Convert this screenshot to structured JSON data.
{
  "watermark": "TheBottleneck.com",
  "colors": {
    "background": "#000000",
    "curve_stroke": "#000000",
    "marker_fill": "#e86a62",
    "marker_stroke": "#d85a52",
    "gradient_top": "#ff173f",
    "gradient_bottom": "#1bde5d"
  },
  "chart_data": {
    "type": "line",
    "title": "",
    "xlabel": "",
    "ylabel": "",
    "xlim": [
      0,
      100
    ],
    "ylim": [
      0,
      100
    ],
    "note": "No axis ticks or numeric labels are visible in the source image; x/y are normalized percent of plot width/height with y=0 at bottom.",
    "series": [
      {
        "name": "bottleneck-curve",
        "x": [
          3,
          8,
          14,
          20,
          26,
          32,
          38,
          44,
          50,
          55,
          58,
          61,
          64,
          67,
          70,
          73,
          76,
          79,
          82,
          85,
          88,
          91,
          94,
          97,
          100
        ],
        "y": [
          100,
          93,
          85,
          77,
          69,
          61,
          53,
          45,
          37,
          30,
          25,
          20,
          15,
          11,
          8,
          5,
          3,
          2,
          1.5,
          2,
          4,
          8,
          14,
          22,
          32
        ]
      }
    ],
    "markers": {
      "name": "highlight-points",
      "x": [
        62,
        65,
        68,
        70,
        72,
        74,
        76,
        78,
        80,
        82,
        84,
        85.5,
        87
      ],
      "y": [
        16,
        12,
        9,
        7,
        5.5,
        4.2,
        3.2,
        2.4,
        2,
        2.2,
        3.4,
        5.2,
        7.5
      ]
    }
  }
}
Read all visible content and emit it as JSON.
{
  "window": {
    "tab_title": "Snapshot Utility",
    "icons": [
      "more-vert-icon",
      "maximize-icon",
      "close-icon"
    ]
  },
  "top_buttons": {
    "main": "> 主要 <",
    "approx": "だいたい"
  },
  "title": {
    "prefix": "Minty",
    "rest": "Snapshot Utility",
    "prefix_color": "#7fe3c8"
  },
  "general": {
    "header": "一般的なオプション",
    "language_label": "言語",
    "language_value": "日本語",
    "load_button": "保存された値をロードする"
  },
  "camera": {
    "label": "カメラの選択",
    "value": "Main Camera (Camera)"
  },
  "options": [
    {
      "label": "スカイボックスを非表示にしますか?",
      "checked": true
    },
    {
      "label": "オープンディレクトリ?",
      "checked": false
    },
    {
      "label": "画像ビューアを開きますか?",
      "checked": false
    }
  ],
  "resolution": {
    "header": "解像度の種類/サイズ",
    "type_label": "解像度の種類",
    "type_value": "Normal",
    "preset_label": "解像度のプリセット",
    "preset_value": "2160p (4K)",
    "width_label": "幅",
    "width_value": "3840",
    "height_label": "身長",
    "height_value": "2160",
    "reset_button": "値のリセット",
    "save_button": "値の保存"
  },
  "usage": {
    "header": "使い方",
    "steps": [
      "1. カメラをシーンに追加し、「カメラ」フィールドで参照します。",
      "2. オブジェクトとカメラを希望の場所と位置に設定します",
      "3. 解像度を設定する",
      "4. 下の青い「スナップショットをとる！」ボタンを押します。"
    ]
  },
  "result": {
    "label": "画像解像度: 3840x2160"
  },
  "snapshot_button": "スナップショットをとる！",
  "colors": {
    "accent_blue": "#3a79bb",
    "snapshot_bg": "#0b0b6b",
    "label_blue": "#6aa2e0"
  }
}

☆ ☆ ☆ ☆ ☆ ☆ ☆

* _DIRECTIONS FOR THIS TASK_
Locate the line that contains "Read all visible content and emit it as JSON.". Repeat it and every line after it, up to and including the final line, exactly.

* _COMPLETED EXERCISE_
Read all visible content and emit it as JSON.
{
  "window": {
    "tab_title": "Snapshot Utility",
    "icons": [
      "more-vert-icon",
      "maximize-icon",
      "close-icon"
    ]
  },
  "top_buttons": {
    "main": "> 主要 <",
    "approx": "だいたい"
  },
  "title": {
    "prefix": "Minty",
    "rest": "Snapshot Utility",
    "prefix_color": "#7fe3c8"
  },
  "general": {
    "header": "一般的なオプション",
    "language_label": "言語",
    "language_value": "日本語",
    "load_button": "保存された値をロードする"
  },
  "camera": {
    "label": "カメラの選択",
    "value": "Main Camera (Camera)"
  },
  "options": [
    {
      "label": "スカイボックスを非表示にしますか?",
      "checked": true
    },
    {
      "label": "オープンディレクトリ?",
      "checked": false
    },
    {
      "label": "画像ビューアを開きますか?",
      "checked": false
    }
  ],
  "resolution": {
    "header": "解像度の種類/サイズ",
    "type_label": "解像度の種類",
    "type_value": "Normal",
    "preset_label": "解像度のプリセット",
    "preset_value": "2160p (4K)",
    "width_label": "幅",
    "width_value": "3840",
    "height_label": "身長",
    "height_value": "2160",
    "reset_button": "値のリセット",
    "save_button": "値の保存"
  },
  "usage": {
    "header": "使い方",
    "steps": [
      "1. カメラをシーンに追加し、「カメラ」フィールドで参照します。",
      "2. オブジェクトとカメラを希望の場所と位置に設定します",
      "3. 解像度を設定する",
      "4. 下の青い「スナップショットをとる！」ボタンを押します。"
    ]
  },
  "result": {
    "label": "画像解像度: 3840x2160"
  },
  "snapshot_button": "スナップショットをとる！",
  "colors": {
    "accent_blue": "#3a79bb",
    "snapshot_bg": "#0b0b6b",
    "label_blue": "#6aa2e0"
  }
}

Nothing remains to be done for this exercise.